Collected data
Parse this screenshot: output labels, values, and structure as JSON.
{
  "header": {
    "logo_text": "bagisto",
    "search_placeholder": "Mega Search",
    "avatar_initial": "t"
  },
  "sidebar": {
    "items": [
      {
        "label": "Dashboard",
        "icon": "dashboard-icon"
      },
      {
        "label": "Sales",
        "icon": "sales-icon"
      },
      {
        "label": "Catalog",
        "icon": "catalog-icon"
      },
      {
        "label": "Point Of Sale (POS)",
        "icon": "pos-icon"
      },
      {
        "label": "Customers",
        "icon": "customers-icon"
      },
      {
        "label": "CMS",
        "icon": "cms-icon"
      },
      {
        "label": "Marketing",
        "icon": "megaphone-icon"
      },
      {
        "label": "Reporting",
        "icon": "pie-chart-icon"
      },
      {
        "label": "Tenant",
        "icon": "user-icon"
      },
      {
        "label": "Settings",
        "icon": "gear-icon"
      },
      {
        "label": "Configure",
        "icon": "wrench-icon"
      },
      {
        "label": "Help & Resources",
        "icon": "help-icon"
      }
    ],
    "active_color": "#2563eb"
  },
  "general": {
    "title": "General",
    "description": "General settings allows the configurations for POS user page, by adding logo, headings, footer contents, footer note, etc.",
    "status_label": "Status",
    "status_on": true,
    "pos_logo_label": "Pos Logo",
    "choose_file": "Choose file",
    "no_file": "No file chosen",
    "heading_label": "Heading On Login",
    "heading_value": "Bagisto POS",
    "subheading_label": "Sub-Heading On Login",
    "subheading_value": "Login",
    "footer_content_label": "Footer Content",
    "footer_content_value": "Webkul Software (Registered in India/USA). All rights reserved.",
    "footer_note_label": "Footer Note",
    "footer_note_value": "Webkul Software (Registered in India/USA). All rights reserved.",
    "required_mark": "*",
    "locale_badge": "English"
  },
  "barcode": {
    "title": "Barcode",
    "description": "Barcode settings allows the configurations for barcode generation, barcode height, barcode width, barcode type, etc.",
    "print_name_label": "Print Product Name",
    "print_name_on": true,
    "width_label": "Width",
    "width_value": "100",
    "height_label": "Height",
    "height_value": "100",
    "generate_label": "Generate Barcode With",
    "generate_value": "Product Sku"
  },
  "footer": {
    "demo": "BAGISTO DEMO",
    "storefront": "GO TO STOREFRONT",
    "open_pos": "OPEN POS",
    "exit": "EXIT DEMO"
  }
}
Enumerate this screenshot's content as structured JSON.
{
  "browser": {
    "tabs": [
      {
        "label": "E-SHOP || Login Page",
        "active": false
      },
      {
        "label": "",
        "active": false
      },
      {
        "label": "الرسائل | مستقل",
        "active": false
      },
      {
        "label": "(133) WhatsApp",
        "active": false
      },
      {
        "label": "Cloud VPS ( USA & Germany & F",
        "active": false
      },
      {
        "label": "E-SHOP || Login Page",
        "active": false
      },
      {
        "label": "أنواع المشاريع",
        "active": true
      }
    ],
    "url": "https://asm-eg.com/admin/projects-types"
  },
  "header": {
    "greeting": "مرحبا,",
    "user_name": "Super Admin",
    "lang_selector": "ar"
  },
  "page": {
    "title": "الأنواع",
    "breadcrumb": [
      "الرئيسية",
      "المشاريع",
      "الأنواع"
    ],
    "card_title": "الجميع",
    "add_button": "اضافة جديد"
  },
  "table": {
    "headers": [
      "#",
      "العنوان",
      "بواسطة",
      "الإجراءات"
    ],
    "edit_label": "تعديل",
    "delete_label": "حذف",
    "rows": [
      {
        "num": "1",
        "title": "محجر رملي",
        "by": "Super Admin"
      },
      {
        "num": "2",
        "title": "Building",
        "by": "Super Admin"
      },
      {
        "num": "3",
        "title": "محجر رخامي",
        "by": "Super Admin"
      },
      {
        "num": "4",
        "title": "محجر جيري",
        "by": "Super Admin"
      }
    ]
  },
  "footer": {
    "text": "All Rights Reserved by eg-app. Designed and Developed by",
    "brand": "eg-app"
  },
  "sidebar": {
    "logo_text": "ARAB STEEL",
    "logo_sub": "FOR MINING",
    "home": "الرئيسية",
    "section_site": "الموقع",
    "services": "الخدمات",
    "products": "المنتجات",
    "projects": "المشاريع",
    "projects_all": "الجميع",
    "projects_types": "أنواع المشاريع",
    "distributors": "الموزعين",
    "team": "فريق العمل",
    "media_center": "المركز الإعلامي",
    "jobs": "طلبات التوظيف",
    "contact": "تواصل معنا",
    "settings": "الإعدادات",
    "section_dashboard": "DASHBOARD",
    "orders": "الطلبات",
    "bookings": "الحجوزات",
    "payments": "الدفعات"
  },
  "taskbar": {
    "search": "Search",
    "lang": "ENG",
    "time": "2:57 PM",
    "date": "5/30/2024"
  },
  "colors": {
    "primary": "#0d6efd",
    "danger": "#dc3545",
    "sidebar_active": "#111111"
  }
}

Problem requirements
Write out the listing once more, matching it exactly.

Answer for this exercise
Parse this screenshot: output labels, values, and structure as JSON.
{
  "header": {
    "logo_text": "bagisto",
    "search_placeholder": "Mega Search",
    "avatar_initial": "t"
  },
  "sidebar": {
    "items": [
      {
        "label": "Dashboard",
        "icon": "dashboard-icon"
      },
      {
        "label": "Sales",
        "icon": "sales-icon"
      },
      {
        "label": "Catalog",
        "icon": "catalog-icon"
      },
      {
        "label": "Point Of Sale (POS)",
        "icon": "pos-icon"
      },
      {
        "label": "Customers",
        "icon": "customers-icon"
      },
      {
        "label": "CMS",
        "icon": "cms-icon"
      },
      {
        "label": "Marketing",
        "icon": "megaphone-icon"
      },
      {
        "label": "Reporting",
        "icon": "pie-chart-icon"
      },
      {
        "label": "Tenant",
        "icon": "user-icon"
      },
      {
        "label": "Settings",
        "icon": "gear-icon"
      },
      {
        "label": "Configure",
        "icon": "wrench-icon"
      },
      {
        "label": "Help & Resources",
        "icon": "help-icon"
      }
    ],
    "active_color": "#2563eb"
  },
  "general": {
    "title": "General",
    "description": "General settings allows the configurations for POS user page, by adding logo, headings, footer contents, footer note, etc.",
    "status_label": "Status",
    "status_on": true,
    "pos_logo_label": "Pos Logo",
    "choose_file": "Choose file",
    "no_file": "No file chosen",
    "heading_label": "Heading On Login",
    "heading_value": "Bagisto POS",
    "subheading_label": "Sub-Heading On Login",
    "subheading_value": "Login",
    "footer_content_label": "Footer Content",
    "footer_content_value": "Webkul Software (Registered in India/USA). All rights reserved.",
    "footer_note_label": "Footer Note",
    "footer_note_value": "Webkul Software (Registered in India/USA). All rights reserved.",
    "required_mark": "*",
    "locale_badge": "English"
  },
  "barcode": {
    "title": "Barcode",
    "description": "Barcode settings allows the configurations for barcode generation, barcode height, barcode width, barcode type, etc.",
    "print_name_label": "Print Product Name",
    "print_name_on": true,
    "width_label": "Width",
    "width_value": "100",
    "height_label": "Height",
    "height_value": "100",
    "generate_label": "Generate Barcode With",
    "generate_value": "Product Sku"
  },
  "footer": {
    "demo": "BAGISTO DEMO",
    "storefront": "GO TO STOREFRONT",
    "open_pos": "OPEN POS",
    "exit": "EXIT DEMO"
  }
}
Enumerate this screenshot's content as structured JSON.
{
  "browser": {
    "tabs": [
      {
        "label": "E-SHOP || Login Page",
        "active": false
      },
      {
        "label": "",
        "active": false
      },
      {
        "label": "الرسائل | مستقل",
        "active": false
      },
      {
        "label": "(133) WhatsApp",
        "active": false
      },
      {
        "label": "Cloud VPS ( USA & Germany & F",
        "active": false
      },
      {
        "label": "E-SHOP || Login Page",
        "active": false
      },
      {
        "label": "أنواع المشاريع",
        "active": true
      }
    ],
    "url": "https://asm-eg.com/admin/projects-types"
  },
  "header": {
    "greeting": "مرحبا,",
    "user_name": "Super Admin",
    "lang_selector": "ar"
  },
  "page": {
    "title": "الأنواع",
    "breadcrumb": [
      "الرئيسية",
      "المشاريع",
      "الأنواع"
    ],
    "card_title": "الجميع",
    "add_button": "اضافة جديد"
  },
  "table": {
    "headers": [
      "#",
      "العنوان",
      "بواسطة",
      "الإجراءات"
    ],
    "edit_label": "تعديل",
    "delete_label": "حذف",
    "rows": [
      {
        "num": "1",
        "title": "محجر رملي",
        "by": "Super Admin"
      },
      {
        "num": "2",
        "title": "Building",
        "by": "Super Admin"
      },
      {
        "num": "3",
        "title": "محجر رخامي",
        "by": "Super Admin"
      },
      {
        "num": "4",
        "title": "محجر جيري",
        "by": "Super Admin"
      }
    ]
  },
  "footer": {
    "text": "All Rights Reserved by eg-app. Designed and Developed by",
    "brand": "eg-app"
  },
  "sidebar": {
    "logo_text": "ARAB STEEL",
    "logo_sub": "FOR MINING",
    "home": "الرئيسية",
    "section_site": "الموقع",
    "services": "الخدمات",
    "products": "المنتجات",
    "projects": "المشاريع",
    "projects_all": "الجميع",
    "projects_types": "أنواع المشاريع",
    "distributors": "الموزعين",
    "team": "فريق العمل",
    "media_center": "المركز الإعلامي",
    "jobs": "طلبات التوظيف",
    "contact": "تواصل معنا",
    "settings": "الإعدادات",
    "section_dashboard": "DASHBOARD",
    "orders": "الطلبات",
    "bookings": "الحجوزات",
    "payments": "الدفعات"
  },
  "taskbar": {
    "search": "Search",
    "lang": "ENG",
    "time": "2:57 PM",
    "date": "5/30/2024"
  },
  "colors": {
    "primary": "#0d6efd",
    "danger": "#dc3545",
    "sidebar_active": "#111111"
  }
}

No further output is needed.